● AIM
Print all the data, keeping every line exactly as it is.

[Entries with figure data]
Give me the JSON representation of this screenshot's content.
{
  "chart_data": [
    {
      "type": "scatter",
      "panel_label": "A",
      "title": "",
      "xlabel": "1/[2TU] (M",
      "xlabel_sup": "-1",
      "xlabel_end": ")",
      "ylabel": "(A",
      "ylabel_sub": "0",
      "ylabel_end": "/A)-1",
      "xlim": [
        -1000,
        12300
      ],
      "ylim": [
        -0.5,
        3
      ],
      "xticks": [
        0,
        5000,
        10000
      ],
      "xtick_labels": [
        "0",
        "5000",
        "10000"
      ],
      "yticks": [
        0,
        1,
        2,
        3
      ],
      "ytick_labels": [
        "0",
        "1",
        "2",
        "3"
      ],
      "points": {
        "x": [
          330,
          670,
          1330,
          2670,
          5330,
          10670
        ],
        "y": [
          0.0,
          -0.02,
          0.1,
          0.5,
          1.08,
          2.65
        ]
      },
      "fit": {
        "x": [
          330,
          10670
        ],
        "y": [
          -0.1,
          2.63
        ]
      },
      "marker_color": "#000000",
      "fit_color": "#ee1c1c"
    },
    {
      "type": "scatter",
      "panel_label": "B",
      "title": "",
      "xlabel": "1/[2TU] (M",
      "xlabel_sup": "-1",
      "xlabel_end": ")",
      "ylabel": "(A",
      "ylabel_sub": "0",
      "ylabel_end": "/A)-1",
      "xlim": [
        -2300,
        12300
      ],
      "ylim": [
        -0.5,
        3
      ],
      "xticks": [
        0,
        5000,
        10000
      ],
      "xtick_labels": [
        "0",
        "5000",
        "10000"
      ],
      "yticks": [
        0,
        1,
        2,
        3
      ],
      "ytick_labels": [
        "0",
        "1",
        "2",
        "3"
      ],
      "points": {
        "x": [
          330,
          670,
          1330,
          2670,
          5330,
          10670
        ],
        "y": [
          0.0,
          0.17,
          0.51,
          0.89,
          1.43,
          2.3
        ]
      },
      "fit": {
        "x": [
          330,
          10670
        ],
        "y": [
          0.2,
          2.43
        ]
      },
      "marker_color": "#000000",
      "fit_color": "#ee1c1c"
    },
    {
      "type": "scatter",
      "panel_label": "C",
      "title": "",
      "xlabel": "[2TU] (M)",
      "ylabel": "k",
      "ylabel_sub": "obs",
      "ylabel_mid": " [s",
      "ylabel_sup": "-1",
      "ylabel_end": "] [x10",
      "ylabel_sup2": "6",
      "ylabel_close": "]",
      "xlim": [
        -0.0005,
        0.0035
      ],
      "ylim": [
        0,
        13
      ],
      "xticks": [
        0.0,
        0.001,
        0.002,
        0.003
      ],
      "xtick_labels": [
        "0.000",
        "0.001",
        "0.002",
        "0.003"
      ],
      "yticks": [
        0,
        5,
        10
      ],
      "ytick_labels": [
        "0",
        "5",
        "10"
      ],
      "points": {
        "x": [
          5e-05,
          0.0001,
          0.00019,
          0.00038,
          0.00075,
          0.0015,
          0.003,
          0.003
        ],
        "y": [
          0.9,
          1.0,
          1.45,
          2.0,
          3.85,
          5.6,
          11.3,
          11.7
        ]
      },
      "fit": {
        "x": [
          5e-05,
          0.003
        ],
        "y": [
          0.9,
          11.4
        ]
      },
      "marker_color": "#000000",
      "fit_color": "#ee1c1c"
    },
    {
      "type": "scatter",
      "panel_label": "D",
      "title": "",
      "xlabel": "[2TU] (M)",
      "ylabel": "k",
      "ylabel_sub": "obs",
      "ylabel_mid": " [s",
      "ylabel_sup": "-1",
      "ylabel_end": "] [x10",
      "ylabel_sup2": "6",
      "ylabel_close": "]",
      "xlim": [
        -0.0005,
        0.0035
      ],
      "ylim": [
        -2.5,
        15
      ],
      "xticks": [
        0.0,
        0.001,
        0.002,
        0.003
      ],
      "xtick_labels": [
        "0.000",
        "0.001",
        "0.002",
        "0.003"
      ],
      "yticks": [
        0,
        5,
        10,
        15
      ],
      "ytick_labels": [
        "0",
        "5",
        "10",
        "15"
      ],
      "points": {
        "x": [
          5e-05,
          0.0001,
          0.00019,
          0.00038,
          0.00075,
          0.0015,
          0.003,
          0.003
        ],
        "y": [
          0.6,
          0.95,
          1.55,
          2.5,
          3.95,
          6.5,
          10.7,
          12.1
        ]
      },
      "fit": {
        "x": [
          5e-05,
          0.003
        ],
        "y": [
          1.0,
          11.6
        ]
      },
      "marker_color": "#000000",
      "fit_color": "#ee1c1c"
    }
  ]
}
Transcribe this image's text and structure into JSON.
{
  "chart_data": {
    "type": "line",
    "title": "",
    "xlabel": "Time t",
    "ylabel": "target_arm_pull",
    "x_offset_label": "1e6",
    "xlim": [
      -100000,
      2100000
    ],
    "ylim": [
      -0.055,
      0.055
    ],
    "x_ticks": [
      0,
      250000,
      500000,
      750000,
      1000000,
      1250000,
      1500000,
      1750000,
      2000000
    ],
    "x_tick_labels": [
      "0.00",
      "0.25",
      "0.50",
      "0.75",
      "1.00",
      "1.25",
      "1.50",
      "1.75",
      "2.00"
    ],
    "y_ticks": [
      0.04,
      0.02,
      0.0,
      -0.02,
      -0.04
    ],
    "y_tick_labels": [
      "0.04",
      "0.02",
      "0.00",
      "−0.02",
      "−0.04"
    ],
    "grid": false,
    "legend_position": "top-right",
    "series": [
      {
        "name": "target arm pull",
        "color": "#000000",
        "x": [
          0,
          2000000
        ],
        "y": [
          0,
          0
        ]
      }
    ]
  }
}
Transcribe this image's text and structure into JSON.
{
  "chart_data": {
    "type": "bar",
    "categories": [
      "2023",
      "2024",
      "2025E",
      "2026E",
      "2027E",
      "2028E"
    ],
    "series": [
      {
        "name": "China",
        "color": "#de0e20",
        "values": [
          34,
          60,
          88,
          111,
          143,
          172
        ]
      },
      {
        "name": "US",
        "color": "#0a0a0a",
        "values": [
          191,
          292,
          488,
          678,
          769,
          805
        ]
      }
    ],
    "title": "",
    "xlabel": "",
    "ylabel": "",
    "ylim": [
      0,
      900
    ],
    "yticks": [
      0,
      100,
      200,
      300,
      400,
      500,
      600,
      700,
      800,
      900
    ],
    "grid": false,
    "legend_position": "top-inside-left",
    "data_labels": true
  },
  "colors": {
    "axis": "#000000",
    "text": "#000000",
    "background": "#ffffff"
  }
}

● OUTPUT OF THE EXERCISE
Give me the JSON representation of this screenshot's content.
{
  "chart_data": [
    {
      "type": "scatter",
      "panel_label": "A",
      "title": "",
      "xlabel": "1/[2TU] (M",
      "xlabel_sup": "-1",
      "xlabel_end": ")",
      "ylabel": "(A",
      "ylabel_sub": "0",
      "ylabel_end": "/A)-1",
      "xlim": [
        -1000,
        12300
      ],
      "ylim": [
        -0.5,
        3
      ],
      "xticks": [
        0,
        5000,
        10000
      ],
      "xtick_labels": [
        "0",
        "5000",
        "10000"
      ],
      "yticks": [
        0,
        1,
        2,
        3
      ],
      "ytick_labels": [
        "0",
        "1",
        "2",
        "3"
      ],
      "points": {
        "x": [
          330,
          670,
          1330,
          2670,
          5330,
          10670
        ],
        "y": [
          0.0,
          -0.02,
          0.1,
          0.5,
          1.08,
          2.65
        ]
      },
      "fit": {
        "x": [
          330,
          10670
        ],
        "y": [
          -0.1,
          2.63
        ]
      },
      "marker_color": "#000000",
      "fit_color": "#ee1c1c"
    },
    {
      "type": "scatter",
      "panel_label": "B",
      "title": "",
      "xlabel": "1/[2TU] (M",
      "xlabel_sup": "-1",
      "xlabel_end": ")",
      "ylabel": "(A",
      "ylabel_sub": "0",
      "ylabel_end": "/A)-1",
      "xlim": [
        -2300,
        12300
      ],
      "ylim": [
        -0.5,
        3
      ],
      "xticks": [
        0,
        5000,
        10000
      ],
      "xtick_labels": [
        "0",
        "5000",
        "10000"
      ],
      "yticks": [
        0,
        1,
        2,
        3
      ],
      "ytick_labels": [
        "0",
        "1",
        "2",
        "3"
      ],
      "points": {
        "x": [
          330,
          670,
          1330,
          2670,
          5330,
          10670
        ],
        "y": [
          0.0,
          0.17,
          0.51,
          0.89,
          1.43,
          2.3
        ]
      },
      "fit": {
        "x": [
          330,
          10670
        ],
        "y": [
          0.2,
          2.43
        ]
      },
      "marker_color": "#000000",
      "fit_color": "#ee1c1c"
    },
    {
      "type": "scatter",
      "panel_label": "C",
      "title": "",
      "xlabel": "[2TU] (M)",
      "ylabel": "k",
      "ylabel_sub": "obs",
      "ylabel_mid": " [s",
      "ylabel_sup": "-1",
      "ylabel_end": "] [x10",
      "ylabel_sup2": "6",
      "ylabel_close": "]",
      "xlim": [
        -0.0005,
        0.0035
      ],
      "ylim": [
        0,
        13
      ],
      "xticks": [
        0.0,
        0.001,
        0.002,
        0.003
      ],
      "xtick_labels": [
        "0.000",
        "0.001",
        "0.002",
        "0.003"
      ],
      "yticks": [
        0,
        5,
        10
      ],
      "ytick_labels": [
        "0",
        "5",
        "10"
      ],
      "points": {
        "x": [
          5e-05,
          0.0001,
          0.00019,
          0.00038,
          0.00075,
          0.0015,
          0.003,
          0.003
        ],
        "y": [
          0.9,
          1.0,
          1.45,
          2.0,
          3.85,
          5.6,
          11.3,
          11.7
        ]
      },
      "fit": {
        "x": [
          5e-05,
          0.003
        ],
        "y": [
          0.9,
          11.4
        ]
      },
      "marker_color": "#000000",
      "fit_color": "#ee1c1c"
    },
    {
      "type": "scatter",
      "panel_label": "D",
      "title": "",
      "xlabel": "[2TU] (M)",
      "ylabel": "k",
      "ylabel_sub": "obs",
      "ylabel_mid": " [s",
      "ylabel_sup": "-1",
      "ylabel_end": "] [x10",
      "ylabel_sup2": "6",
      "ylabel_close": "]",
      "xlim": [
        -0.0005,
        0.0035
      ],
      "ylim": [
        -2.5,
        15
      ],
      "xticks": [
        0.0,
        0.001,
        0.002,
        0.003
      ],
      "xtick_labels": [
        "0.000",
        "0.001",
        "0.002",
        "0.003"
      ],
      "yticks": [
        0,
        5,
        10,
        15
      ],
      "ytick_labels": [
        "0",
        "5",
        "10",
        "15"
      ],
      "points": {
        "x": [
          5e-05,
          0.0001,
          0.00019,
          0.00038,
          0.00075,
          0.0015,
          0.003,
          0.003
        ],
        "y": [
          0.6,
          0.95,
          1.55,
          2.5,
          3.95,
          6.5,
          10.7,
          12.1
        ]
      },
      "fit": {
        "x": [
          5e-05,
          0.003
        ],
        "y": [
          1.0,
          11.6
        ]
      },
      "marker_color": "#000000",
      "fit_color": "#ee1c1c"
    }
  ]
}
Transcribe this image's text and structure into JSON.
{
  "chart_data": {
    "type": "line",
    "title": "",
    "xlabel": "Time t",
    "ylabel": "target_arm_pull",
    "x_offset_label": "1e6",
    "xlim": [
      -100000,
      2100000
    ],
    "ylim": [
      -0.055,
      0.055
    ],
    "x_ticks": [
      0,
      250000,
      500000,
      750000,
      1000000,
      1250000,
      1500000,
      1750000,
      2000000
    ],
    "x_tick_labels": [
      "0.00",
      "0.25",
      "0.50",
      "0.75",
      "1.00",
      "1.25",
      "1.50",
      "1.75",
      "2.00"
    ],
    "y_ticks": [
      0.04,
      0.02,
      0.0,
      -0.02,
      -0.04
    ],
    "y_tick_labels": [
      "0.04",
      "0.02",
      "0.00",
      "−0.02",
      "−0.04"
    ],
    "grid": false,
    "legend_position": "top-right",
    "series": [
      {
        "name": "target arm pull",
        "color": "#000000",
        "x": [
          0,
          2000000
        ],
        "y": [
          0,
          0
        ]
      }
    ]
  }
}
Transcribe this image's text and structure into JSON.
{
  "chart_data": {
    "type": "bar",
    "categories": [
      "2023",
      "2024",
      "2025E",
      "2026E",
      "2027E",
      "2028E"
    ],
    "series": [
      {
        "name": "China",
        "color": "#de0e20",
        "values": [
          34,
          60,
          88,
          111,
          143,
          172
        ]
      },
      {
        "name": "US",
        "color": "#0a0a0a",
        "values": [
          191,
          292,
          488,
          678,
          769,
          805
        ]
      }
    ],
    "title": "",
    "xlabel": "",
    "ylabel": "",
    "ylim": [
      0,
      900
    ],
    "yticks": [
      0,
      100,
      200,
      300,
      400,
      500,
      600,
      700,
      800,
      900
    ],
    "grid": false,
    "legend_position": "top-inside-left",
    "data_labels": true
  },
  "colors": {
    "axis": "#000000",
    "text": "#000000",
    "background": "#ffffff"
  }
}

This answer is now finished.